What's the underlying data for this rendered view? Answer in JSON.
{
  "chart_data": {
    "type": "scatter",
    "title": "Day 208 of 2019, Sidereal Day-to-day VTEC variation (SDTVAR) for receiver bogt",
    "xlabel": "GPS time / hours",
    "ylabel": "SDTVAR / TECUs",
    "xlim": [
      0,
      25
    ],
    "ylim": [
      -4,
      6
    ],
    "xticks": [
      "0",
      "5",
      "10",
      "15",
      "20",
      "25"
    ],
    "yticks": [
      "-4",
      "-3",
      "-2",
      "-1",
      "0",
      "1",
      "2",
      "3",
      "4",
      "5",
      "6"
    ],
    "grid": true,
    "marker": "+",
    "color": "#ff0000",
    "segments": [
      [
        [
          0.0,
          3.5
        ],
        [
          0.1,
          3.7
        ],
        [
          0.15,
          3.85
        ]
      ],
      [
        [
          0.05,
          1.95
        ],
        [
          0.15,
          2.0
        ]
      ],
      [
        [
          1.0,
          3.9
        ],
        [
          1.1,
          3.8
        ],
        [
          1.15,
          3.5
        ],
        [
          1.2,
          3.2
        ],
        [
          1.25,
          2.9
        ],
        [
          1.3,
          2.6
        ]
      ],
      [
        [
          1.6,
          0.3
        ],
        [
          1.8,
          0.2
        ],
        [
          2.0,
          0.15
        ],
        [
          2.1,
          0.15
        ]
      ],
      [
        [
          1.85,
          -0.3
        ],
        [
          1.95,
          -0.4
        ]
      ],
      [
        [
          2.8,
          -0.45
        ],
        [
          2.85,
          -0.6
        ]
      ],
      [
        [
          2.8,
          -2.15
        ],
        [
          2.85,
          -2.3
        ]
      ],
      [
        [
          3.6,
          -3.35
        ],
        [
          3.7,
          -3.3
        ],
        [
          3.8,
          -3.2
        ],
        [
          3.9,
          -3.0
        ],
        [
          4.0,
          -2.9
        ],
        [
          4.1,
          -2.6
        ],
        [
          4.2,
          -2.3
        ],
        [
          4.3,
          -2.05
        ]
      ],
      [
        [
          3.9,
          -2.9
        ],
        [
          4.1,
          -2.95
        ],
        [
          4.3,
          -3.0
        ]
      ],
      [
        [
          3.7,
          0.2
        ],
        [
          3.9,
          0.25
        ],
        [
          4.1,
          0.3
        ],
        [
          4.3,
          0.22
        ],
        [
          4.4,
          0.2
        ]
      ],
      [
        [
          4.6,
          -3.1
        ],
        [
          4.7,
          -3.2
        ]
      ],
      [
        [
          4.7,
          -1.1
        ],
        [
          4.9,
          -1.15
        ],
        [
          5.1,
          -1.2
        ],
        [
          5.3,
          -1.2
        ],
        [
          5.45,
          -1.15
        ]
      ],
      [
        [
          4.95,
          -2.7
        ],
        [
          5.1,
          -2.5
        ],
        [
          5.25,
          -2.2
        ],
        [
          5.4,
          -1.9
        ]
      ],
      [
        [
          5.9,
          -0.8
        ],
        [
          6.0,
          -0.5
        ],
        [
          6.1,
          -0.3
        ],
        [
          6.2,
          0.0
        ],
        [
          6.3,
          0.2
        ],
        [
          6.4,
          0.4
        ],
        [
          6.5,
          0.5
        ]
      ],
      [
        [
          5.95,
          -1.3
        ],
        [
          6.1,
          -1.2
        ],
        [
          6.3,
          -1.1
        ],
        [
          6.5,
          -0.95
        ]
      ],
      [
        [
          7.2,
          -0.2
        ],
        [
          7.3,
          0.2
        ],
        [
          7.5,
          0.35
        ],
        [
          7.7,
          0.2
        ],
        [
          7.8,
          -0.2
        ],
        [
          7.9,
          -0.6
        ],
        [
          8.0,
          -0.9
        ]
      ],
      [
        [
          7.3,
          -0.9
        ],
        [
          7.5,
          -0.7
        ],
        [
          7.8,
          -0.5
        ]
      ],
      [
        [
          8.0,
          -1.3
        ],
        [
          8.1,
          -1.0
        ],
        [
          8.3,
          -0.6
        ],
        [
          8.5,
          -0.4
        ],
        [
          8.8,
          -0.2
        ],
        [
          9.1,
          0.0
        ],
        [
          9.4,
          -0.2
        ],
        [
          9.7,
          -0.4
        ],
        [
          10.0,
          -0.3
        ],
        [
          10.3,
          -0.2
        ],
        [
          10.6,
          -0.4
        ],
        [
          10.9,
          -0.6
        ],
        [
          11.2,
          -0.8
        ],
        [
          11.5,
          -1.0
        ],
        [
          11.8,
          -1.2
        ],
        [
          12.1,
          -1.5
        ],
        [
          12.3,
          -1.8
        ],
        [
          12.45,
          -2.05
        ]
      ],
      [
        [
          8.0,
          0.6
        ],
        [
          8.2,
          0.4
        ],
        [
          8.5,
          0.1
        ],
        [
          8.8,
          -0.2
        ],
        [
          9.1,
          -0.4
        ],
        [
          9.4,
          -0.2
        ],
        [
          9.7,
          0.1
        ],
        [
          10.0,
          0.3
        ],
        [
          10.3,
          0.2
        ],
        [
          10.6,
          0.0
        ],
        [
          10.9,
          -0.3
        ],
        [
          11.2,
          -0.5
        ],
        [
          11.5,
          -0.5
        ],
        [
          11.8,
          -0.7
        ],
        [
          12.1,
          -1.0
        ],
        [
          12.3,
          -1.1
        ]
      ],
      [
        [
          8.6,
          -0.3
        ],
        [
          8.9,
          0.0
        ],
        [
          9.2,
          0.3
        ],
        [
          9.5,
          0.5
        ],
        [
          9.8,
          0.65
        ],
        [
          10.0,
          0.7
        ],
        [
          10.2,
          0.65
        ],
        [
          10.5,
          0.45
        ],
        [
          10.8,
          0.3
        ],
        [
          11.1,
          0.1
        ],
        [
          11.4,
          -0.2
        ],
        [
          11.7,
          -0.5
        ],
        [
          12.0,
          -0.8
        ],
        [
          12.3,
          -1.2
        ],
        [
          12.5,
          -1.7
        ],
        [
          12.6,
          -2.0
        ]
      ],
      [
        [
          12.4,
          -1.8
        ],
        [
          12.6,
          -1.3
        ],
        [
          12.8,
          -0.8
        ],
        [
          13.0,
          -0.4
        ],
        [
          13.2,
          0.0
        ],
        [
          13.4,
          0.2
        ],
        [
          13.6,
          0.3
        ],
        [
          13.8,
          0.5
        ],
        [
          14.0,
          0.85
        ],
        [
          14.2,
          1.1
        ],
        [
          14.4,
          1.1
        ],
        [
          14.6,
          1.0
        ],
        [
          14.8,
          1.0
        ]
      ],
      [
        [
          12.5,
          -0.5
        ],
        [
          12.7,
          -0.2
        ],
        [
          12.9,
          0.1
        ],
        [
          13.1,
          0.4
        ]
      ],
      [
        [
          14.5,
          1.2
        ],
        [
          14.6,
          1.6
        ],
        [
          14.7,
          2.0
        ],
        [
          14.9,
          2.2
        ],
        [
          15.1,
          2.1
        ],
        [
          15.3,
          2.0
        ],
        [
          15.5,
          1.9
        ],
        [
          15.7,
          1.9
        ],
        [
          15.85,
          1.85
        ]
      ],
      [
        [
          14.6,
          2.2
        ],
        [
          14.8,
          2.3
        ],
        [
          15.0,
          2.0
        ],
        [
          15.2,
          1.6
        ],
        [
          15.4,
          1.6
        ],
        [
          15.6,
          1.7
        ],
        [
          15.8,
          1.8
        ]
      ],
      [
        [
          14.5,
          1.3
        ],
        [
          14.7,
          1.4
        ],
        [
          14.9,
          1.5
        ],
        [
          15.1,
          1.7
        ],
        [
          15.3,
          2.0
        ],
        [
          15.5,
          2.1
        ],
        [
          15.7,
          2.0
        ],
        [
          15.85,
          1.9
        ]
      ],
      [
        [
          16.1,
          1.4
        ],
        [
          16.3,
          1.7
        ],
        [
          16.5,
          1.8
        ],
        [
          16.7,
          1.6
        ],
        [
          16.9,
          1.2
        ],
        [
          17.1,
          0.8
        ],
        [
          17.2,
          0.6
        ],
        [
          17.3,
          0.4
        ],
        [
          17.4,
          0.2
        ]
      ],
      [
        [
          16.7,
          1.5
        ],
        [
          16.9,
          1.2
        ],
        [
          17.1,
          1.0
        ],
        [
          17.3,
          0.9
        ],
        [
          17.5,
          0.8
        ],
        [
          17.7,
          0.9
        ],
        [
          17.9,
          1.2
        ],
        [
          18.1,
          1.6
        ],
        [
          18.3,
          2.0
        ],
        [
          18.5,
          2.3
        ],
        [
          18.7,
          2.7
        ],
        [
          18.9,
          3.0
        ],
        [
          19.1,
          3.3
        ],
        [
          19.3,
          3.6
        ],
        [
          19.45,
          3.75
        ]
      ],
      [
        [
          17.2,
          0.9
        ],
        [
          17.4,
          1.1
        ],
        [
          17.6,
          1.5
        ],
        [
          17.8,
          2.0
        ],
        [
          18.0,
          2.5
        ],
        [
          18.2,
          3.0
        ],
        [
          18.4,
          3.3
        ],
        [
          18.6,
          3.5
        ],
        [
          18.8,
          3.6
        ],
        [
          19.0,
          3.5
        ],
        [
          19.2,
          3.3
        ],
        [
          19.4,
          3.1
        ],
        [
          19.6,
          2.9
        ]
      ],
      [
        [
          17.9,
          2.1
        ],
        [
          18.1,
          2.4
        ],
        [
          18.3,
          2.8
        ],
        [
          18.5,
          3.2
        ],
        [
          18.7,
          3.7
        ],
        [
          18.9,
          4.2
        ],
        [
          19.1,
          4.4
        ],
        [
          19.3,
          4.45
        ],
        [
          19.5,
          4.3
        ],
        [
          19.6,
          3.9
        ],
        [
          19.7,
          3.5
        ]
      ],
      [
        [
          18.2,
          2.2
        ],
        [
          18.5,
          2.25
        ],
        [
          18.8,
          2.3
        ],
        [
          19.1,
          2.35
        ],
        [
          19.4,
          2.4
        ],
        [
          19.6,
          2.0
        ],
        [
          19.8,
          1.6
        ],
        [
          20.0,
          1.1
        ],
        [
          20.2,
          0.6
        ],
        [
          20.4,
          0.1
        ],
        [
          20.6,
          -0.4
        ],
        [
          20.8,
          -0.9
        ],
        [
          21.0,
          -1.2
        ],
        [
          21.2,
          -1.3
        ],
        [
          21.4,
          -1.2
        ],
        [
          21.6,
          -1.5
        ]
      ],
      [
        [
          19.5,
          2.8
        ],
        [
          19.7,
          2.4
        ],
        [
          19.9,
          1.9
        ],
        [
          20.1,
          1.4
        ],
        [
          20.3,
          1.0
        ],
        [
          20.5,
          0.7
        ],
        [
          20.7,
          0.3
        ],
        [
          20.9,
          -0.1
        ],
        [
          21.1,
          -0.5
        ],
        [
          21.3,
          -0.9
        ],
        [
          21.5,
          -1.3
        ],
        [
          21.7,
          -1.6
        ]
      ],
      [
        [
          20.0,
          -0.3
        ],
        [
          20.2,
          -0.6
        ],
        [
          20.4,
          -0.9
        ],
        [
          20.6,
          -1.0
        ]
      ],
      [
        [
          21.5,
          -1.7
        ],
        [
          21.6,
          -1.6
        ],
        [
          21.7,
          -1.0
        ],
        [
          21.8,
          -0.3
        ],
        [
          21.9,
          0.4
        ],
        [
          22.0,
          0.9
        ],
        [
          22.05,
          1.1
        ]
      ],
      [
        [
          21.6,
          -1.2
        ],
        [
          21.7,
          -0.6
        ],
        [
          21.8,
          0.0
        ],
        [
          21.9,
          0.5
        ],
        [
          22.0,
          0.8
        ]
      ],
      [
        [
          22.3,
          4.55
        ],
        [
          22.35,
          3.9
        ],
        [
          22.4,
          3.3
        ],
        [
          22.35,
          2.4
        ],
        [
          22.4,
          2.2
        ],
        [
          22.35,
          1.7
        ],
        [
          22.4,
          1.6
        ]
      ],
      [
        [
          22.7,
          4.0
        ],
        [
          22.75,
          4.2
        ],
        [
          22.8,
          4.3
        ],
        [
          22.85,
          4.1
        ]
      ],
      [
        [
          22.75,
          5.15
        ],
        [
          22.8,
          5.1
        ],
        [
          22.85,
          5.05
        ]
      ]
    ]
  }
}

#### [PROBLEM TO SOLVE]
Look through the records and gather each line with the word "SDTVAR".

#### [SOLUTION FOR THIS PROBLEM]
    "title": "Day 208 of 2019, Sidereal Day-to-day VTEC variation (SDTVAR) for receiver bogt",
    "ylabel": "SDTVAR / TECUs",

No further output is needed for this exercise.